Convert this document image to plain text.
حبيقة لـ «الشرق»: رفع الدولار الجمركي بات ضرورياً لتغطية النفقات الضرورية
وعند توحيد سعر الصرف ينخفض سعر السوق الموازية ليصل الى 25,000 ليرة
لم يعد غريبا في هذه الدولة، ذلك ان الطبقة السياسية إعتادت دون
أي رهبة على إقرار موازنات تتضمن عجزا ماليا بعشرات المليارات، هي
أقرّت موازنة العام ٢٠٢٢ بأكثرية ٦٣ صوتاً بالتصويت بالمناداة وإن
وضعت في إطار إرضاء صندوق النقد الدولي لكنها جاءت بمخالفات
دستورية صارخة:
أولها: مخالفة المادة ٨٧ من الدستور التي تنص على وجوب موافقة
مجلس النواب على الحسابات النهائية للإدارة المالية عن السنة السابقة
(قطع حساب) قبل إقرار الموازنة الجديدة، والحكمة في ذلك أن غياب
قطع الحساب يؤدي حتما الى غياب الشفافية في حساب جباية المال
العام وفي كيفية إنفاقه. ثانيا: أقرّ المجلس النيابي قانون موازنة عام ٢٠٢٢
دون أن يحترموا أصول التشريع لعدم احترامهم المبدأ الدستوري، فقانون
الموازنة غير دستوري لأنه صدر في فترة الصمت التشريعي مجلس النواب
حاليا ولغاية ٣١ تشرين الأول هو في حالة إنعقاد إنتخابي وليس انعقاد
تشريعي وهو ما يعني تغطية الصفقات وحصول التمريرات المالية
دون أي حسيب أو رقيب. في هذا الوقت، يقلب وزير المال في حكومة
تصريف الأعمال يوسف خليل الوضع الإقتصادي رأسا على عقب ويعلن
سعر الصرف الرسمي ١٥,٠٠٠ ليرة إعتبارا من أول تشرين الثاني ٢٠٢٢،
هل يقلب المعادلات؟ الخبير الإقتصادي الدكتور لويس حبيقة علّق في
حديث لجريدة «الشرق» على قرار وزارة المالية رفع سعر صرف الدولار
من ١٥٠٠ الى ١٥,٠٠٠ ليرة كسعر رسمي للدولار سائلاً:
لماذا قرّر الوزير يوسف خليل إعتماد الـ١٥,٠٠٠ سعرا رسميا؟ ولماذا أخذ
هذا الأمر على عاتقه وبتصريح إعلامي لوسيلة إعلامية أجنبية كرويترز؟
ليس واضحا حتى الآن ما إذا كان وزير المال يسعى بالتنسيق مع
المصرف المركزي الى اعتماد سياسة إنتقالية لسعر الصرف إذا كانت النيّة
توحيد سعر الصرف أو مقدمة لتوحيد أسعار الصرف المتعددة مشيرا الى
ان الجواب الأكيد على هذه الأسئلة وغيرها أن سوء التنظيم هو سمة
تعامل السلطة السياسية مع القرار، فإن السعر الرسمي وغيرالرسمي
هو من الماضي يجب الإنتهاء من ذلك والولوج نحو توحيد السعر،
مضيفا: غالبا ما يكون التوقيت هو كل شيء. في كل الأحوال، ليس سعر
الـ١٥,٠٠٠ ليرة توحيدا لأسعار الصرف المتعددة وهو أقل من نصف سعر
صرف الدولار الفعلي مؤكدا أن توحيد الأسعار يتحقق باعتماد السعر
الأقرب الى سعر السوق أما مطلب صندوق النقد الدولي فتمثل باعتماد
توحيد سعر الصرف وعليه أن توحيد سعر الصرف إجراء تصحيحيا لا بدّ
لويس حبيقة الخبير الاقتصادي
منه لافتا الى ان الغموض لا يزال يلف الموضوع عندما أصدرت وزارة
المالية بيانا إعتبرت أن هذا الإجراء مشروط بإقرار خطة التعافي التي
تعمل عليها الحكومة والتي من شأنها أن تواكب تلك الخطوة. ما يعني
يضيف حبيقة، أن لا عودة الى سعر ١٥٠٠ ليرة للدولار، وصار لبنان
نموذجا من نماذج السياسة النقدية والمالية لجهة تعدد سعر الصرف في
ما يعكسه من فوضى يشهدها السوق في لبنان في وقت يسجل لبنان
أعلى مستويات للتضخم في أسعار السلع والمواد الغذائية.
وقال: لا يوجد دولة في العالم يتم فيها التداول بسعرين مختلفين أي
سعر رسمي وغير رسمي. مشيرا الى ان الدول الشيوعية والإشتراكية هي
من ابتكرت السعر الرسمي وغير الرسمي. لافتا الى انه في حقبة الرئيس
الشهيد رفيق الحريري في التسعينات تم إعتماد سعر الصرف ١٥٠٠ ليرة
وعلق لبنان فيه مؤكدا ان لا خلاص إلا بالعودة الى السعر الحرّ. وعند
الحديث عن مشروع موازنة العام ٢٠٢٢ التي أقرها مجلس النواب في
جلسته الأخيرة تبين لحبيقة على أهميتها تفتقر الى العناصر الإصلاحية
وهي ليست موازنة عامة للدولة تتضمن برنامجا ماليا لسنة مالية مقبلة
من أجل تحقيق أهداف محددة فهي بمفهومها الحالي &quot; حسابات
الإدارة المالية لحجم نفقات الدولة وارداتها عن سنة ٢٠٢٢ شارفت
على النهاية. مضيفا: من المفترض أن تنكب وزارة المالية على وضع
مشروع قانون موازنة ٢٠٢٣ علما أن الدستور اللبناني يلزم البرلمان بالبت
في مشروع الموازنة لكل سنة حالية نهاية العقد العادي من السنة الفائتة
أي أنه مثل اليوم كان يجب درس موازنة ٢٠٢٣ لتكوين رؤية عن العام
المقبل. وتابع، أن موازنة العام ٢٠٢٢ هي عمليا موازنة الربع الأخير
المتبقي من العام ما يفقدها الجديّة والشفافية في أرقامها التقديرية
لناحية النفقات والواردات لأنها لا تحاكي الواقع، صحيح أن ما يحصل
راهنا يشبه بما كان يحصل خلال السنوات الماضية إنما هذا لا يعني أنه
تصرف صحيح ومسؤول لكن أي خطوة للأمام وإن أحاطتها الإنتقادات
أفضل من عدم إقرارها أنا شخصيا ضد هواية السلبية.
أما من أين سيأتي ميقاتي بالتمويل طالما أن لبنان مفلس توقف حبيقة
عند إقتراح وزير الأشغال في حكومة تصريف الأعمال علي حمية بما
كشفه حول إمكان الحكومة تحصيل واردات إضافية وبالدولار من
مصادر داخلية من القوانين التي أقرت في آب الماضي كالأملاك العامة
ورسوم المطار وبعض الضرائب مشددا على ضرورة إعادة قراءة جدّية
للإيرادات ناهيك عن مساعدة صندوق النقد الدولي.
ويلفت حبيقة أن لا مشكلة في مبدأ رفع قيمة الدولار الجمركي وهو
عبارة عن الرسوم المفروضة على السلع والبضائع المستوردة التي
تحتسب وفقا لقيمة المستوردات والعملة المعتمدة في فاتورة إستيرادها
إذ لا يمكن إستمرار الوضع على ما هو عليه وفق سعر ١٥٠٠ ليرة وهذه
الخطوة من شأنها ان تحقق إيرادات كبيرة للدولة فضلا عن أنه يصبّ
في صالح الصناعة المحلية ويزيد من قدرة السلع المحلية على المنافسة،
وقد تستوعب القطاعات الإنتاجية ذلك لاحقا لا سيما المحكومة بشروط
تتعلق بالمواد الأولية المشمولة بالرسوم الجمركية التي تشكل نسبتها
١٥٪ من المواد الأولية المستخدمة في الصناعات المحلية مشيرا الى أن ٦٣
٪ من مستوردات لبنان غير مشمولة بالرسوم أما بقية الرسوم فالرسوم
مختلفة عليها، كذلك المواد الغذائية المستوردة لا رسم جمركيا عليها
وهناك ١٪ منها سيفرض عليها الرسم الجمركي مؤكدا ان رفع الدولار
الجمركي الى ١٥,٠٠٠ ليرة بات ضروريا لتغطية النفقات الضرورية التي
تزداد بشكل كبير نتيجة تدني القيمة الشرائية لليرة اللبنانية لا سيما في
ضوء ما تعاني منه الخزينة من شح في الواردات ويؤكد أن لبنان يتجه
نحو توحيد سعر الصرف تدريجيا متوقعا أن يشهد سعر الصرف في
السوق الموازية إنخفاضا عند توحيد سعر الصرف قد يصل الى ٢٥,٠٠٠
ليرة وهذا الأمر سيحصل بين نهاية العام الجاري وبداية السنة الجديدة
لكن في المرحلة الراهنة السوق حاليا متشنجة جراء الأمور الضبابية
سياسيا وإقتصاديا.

......

Tally every line of the data that holds the word "السعر" and write the count alone.

## TASK SOLUTION
5